*** Opening Extracted information ***
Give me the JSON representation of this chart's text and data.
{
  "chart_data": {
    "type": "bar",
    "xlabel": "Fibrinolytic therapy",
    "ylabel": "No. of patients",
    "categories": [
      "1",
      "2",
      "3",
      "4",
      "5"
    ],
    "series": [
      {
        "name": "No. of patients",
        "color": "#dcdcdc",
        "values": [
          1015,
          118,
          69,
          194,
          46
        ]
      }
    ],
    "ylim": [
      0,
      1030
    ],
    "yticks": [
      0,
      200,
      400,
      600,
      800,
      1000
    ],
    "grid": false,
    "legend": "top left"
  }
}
*** Closing Extracted information ***
_Problem description_: Please copy each entry. Leave nothing out.

_Task solution_:
Give me the JSON representation of this chart's text and data.
{
  "chart_data": {
    "type": "bar",
    "xlabel": "Fibrinolytic therapy",
    "ylabel": "No. of patients",
    "categories": [
      "1",
      "2",
      "3",
      "4",
      "5"
    ],
    "series": [
      {
        "name": "No. of patients",
        "color": "#dcdcdc",
        "values": [
          1015,
          118,
          69,
          194,
          46
        ]
      }
    ],
    "ylim": [
      0,
      1030
    ],
    "yticks": [
      0,
      200,
      400,
      600,
      800,
      1000
    ],
    "grid": false,
    "legend": "top left"
  }
}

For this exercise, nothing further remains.